Problem to work on - Copy the lines from the one containing "Patent image size: (453, 883)." through the one containing "The locating boss 72 is at (110, 248).", inclusive, switching "side view" to "front view" and leaving everything else unchanged.

Part of a data file:
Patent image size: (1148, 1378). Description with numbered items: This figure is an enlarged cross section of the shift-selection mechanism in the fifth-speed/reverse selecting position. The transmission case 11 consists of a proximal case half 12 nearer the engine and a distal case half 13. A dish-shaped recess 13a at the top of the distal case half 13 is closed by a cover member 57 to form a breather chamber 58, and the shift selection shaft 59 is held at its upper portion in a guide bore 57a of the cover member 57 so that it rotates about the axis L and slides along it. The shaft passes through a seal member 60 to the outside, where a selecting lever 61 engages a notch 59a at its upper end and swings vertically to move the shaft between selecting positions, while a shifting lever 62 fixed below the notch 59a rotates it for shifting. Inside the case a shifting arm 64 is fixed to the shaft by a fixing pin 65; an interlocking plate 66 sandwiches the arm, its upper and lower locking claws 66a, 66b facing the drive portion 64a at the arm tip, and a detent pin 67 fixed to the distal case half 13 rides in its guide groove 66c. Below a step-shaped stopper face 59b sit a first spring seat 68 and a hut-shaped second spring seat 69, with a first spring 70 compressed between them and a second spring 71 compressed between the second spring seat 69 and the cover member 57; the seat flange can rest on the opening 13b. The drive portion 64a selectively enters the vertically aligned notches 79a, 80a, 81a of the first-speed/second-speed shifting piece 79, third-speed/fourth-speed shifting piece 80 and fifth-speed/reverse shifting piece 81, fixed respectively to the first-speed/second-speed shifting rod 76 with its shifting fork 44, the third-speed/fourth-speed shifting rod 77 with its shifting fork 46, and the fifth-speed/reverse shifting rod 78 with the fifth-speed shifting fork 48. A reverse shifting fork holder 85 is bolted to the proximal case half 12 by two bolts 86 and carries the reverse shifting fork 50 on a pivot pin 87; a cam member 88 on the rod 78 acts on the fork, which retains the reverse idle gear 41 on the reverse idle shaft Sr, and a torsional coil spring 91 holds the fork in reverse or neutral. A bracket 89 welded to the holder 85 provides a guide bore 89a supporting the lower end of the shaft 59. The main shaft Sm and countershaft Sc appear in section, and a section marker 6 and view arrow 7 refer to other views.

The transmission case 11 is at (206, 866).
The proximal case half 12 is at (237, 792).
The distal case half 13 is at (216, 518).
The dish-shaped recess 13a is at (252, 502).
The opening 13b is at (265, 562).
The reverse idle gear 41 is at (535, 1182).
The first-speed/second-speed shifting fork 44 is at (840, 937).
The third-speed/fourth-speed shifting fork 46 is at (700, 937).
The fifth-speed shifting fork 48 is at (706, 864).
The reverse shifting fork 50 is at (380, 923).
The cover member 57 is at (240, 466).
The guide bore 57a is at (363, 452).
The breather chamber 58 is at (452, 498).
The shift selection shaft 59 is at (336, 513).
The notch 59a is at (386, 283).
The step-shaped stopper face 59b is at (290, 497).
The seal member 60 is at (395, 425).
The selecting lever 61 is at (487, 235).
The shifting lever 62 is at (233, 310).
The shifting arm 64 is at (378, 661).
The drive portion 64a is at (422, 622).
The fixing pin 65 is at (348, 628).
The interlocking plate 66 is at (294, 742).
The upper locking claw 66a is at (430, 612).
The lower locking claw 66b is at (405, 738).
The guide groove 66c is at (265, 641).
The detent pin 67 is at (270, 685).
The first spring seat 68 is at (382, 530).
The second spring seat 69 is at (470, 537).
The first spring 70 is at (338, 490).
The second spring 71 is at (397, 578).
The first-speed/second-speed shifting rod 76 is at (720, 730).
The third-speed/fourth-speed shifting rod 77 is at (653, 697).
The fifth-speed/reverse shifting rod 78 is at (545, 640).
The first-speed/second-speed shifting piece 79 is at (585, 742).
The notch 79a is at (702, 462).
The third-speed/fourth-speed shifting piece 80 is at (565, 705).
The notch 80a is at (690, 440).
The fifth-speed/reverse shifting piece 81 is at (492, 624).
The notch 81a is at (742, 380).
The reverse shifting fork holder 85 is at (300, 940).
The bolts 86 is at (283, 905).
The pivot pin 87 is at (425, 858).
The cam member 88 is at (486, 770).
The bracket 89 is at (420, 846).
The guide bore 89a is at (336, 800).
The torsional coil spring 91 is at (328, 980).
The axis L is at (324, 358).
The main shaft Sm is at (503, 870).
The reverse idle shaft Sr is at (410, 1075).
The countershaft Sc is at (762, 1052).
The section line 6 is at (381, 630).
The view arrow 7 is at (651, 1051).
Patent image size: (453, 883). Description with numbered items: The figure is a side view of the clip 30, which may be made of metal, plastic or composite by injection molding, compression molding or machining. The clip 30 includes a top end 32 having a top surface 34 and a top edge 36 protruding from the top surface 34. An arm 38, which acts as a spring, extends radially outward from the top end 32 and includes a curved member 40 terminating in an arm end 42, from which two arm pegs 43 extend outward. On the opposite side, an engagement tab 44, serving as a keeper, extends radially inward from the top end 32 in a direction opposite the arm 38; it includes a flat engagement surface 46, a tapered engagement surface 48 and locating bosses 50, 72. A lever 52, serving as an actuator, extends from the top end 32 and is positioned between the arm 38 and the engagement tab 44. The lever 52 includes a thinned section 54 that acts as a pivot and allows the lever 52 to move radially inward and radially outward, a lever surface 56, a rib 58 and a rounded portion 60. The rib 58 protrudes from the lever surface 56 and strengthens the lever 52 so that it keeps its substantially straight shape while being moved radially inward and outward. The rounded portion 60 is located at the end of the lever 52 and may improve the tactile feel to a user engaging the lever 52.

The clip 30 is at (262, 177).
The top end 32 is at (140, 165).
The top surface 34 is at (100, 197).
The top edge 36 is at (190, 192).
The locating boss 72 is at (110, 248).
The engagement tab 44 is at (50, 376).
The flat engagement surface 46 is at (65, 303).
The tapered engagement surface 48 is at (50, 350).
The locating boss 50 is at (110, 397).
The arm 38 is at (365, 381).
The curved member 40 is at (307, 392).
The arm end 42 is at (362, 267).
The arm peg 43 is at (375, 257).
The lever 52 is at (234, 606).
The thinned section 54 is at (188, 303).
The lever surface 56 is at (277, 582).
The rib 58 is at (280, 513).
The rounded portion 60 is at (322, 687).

The output -
Patent image size: (453, 883). Description with numbered items: The figure is a front view of the clip 30, which may be made of metal, plastic or composite by injection molding, compression molding or machining. The clip 30 includes a top end 32 having a top surface 34 and a top edge 36 protruding from the top surface 34. An arm 38, which acts as a spring, extends radially outward from the top end 32 and includes a curved member 40 terminating in an arm end 42, from which two arm pegs 43 extend outward. On the opposite side, an engagement tab 44, serving as a keeper, extends radially inward from the top end 32 in a direction opposite the arm 38; it includes a flat engagement surface 46, a tapered engagement surface 48 and locating bosses 50, 72. A lever 52, serving as an actuator, extends from the top end 32 and is positioned between the arm 38 and the engagement tab 44. The lever 52 includes a thinned section 54 that acts as a pivot and allows the lever 52 to move radially inward and radially outward, a lever surface 56, a rib 58 and a rounded portion 60. The rib 58 protrudes from the lever surface 56 and strengthens the lever 52 so that it keeps its substantially straight shape while being moved radially inward and outward. The rounded portion 60 is located at the end of the lever 52 and may improve the tactile feel to a user engaging the lever 52.

The clip 30 is at (262, 177).
The top end 32 is at (140, 165).
The top surface 34 is at (100, 197).
The top edge 36 is at (190, 192).
The locating boss 72 is at (110, 248).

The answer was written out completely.